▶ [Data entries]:
--- start ---

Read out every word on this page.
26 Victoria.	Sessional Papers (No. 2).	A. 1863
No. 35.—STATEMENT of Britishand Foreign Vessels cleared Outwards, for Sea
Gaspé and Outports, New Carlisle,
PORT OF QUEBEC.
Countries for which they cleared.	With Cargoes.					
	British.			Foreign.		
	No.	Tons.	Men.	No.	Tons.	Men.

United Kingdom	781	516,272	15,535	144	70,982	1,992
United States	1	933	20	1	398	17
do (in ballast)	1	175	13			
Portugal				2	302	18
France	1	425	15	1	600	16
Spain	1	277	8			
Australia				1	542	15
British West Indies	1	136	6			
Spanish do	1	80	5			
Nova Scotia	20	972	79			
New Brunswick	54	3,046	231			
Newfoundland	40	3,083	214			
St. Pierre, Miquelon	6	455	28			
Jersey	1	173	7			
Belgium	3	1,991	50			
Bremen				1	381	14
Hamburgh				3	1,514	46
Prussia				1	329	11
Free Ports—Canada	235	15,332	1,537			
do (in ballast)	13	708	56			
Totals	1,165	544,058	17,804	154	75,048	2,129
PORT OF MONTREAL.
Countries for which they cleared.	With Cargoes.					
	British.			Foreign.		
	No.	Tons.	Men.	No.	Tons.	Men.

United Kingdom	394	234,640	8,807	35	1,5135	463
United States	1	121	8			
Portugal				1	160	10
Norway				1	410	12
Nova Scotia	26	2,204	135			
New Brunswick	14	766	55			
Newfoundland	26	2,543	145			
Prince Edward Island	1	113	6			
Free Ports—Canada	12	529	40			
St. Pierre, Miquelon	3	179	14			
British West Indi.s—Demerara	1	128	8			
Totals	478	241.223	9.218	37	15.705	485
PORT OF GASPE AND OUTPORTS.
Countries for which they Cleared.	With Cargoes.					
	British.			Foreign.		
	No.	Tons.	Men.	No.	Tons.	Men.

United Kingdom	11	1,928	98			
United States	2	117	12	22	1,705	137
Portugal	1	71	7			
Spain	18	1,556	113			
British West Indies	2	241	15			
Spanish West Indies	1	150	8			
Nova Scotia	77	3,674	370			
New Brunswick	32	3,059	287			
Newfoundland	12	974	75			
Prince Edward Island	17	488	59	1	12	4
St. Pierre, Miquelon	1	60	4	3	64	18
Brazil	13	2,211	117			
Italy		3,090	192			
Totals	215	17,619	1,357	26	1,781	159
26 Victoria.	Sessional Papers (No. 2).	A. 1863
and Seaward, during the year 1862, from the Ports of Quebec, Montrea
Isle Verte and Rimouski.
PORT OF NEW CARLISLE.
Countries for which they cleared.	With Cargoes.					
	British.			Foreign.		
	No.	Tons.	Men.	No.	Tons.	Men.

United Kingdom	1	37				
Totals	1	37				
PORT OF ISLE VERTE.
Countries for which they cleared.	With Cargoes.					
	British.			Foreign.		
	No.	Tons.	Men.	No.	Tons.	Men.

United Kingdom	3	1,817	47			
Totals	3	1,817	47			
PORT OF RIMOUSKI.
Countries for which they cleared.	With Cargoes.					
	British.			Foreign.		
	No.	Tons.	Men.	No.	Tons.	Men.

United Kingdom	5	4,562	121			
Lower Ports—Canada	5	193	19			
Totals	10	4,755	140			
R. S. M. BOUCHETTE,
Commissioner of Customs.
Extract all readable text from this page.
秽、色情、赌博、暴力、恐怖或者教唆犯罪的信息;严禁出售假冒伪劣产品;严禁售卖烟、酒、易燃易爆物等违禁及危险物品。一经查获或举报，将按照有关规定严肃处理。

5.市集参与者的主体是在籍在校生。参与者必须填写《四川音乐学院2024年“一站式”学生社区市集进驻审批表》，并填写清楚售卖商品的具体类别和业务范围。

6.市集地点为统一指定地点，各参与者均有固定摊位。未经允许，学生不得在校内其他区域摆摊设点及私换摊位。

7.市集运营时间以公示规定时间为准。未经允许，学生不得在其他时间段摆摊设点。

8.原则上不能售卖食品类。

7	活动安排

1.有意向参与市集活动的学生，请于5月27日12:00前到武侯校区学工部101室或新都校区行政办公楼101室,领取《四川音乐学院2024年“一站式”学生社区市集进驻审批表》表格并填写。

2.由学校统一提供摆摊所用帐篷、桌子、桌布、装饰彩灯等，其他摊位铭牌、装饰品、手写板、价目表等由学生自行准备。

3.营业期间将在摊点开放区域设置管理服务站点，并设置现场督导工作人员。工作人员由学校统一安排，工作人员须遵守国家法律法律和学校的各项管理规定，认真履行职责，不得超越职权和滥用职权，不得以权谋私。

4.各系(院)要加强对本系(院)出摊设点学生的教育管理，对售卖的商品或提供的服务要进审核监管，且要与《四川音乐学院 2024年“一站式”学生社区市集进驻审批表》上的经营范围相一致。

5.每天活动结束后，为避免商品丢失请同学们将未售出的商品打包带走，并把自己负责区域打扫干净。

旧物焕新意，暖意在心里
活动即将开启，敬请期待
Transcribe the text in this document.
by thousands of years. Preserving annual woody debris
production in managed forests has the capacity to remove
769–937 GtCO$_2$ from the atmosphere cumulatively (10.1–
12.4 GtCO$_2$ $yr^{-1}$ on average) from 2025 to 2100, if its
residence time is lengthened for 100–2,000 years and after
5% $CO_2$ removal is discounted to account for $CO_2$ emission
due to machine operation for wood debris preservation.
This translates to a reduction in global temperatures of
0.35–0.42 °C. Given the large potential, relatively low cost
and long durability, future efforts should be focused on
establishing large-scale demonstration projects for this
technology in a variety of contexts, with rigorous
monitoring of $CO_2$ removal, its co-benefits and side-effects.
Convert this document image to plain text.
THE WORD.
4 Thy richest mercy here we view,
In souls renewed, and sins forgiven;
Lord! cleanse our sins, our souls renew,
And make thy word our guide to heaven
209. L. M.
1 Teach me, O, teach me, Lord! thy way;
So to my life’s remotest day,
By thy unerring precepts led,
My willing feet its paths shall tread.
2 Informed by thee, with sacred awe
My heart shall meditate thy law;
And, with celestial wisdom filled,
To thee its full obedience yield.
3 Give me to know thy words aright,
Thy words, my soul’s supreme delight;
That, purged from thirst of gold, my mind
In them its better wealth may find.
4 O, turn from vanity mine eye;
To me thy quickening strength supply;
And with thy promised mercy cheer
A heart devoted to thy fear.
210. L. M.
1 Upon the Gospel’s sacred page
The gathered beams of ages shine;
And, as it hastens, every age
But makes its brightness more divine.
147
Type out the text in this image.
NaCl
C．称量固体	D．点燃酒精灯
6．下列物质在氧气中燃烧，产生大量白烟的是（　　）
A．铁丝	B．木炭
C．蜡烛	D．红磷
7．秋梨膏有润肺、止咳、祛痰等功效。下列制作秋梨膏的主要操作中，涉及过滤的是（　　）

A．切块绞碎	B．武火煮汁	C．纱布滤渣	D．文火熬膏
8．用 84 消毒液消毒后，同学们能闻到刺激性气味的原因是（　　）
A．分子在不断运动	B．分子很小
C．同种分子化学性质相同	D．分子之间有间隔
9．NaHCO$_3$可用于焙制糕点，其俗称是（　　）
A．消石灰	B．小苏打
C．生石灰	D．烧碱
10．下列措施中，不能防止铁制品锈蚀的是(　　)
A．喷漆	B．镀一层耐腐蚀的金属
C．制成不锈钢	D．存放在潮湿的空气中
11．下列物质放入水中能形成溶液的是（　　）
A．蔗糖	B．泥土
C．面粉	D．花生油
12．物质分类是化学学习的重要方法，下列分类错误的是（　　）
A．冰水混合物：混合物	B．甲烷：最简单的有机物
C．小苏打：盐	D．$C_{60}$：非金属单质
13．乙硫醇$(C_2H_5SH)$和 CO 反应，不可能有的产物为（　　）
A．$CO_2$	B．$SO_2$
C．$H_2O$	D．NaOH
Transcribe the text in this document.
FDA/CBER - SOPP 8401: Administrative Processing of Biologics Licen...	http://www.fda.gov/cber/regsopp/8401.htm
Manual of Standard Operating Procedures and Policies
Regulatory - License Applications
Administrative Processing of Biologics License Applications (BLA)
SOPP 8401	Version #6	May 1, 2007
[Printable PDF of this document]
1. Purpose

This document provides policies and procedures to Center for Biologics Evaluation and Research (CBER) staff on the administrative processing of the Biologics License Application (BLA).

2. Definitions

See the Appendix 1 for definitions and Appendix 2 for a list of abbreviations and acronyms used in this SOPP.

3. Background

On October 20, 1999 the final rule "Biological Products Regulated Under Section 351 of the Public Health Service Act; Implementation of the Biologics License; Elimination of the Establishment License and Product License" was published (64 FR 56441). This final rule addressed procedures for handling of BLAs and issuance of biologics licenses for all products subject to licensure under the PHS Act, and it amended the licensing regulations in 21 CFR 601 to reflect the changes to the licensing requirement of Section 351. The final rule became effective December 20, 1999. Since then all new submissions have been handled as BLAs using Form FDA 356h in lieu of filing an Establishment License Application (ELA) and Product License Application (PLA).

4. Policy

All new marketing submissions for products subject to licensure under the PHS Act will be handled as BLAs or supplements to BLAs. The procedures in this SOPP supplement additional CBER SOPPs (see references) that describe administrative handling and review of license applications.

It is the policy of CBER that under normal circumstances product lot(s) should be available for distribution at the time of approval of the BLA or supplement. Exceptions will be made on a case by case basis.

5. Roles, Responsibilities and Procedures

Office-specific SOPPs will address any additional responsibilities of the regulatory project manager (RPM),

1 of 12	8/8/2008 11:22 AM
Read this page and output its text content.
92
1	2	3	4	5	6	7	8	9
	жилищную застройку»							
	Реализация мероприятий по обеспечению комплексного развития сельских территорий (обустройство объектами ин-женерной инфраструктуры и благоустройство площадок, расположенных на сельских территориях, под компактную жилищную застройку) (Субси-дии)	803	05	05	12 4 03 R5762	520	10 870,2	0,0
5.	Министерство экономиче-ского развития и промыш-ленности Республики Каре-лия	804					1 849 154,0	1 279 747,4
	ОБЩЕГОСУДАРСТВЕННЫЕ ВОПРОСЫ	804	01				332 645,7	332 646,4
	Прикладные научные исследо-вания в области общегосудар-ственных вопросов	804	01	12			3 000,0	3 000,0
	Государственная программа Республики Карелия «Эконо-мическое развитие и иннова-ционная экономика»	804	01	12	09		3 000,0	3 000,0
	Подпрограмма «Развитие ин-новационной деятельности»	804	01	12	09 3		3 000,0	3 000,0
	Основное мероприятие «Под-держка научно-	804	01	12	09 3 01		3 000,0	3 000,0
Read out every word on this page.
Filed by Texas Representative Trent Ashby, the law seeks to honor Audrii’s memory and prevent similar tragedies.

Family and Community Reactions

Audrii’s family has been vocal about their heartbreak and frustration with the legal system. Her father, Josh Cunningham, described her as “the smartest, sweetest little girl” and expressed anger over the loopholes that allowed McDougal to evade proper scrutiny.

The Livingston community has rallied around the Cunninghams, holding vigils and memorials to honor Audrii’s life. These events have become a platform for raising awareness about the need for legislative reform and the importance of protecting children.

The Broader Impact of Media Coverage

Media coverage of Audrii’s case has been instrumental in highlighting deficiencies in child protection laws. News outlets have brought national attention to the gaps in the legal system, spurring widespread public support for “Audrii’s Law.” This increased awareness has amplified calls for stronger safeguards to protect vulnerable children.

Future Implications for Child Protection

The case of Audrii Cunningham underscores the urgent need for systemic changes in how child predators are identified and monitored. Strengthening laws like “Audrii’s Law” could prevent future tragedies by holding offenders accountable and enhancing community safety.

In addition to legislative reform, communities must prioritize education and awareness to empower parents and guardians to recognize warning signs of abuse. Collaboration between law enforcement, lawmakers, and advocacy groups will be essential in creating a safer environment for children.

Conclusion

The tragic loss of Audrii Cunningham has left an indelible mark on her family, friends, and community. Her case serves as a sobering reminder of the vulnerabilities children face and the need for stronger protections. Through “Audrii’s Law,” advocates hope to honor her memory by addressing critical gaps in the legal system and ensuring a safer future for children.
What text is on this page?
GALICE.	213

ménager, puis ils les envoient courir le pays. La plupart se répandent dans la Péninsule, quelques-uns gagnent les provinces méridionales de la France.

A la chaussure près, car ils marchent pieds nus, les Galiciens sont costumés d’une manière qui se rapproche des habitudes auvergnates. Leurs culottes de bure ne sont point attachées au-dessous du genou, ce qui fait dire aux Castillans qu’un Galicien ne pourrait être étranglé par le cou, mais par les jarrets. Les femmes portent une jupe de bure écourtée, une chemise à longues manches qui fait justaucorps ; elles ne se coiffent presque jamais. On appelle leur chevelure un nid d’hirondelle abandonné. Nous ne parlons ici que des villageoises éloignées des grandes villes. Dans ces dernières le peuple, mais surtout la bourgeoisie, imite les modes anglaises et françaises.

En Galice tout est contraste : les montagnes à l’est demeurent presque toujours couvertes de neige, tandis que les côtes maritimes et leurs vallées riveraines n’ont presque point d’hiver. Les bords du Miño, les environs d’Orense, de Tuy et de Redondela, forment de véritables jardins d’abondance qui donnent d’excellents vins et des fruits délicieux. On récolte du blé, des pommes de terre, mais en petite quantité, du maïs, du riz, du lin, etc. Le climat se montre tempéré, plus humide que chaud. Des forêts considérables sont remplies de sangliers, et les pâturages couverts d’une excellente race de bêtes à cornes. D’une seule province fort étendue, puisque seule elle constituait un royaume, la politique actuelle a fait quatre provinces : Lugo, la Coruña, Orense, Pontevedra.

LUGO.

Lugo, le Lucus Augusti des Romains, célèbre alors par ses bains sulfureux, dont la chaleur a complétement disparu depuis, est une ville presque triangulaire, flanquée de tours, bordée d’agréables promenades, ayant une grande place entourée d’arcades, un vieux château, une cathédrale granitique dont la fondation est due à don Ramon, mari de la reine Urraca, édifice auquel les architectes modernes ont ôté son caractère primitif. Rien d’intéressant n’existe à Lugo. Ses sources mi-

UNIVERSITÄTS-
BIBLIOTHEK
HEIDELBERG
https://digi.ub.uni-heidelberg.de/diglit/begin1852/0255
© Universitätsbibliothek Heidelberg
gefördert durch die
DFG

--- end ---

▶ [Work instructions]: Find the word "Lord" in the entries above and gather every line that holds it.

▶ [Worked answer]:
Lord! cleanse our sins, our souls renew,
1 Teach me, O, teach me, Lord! thy way;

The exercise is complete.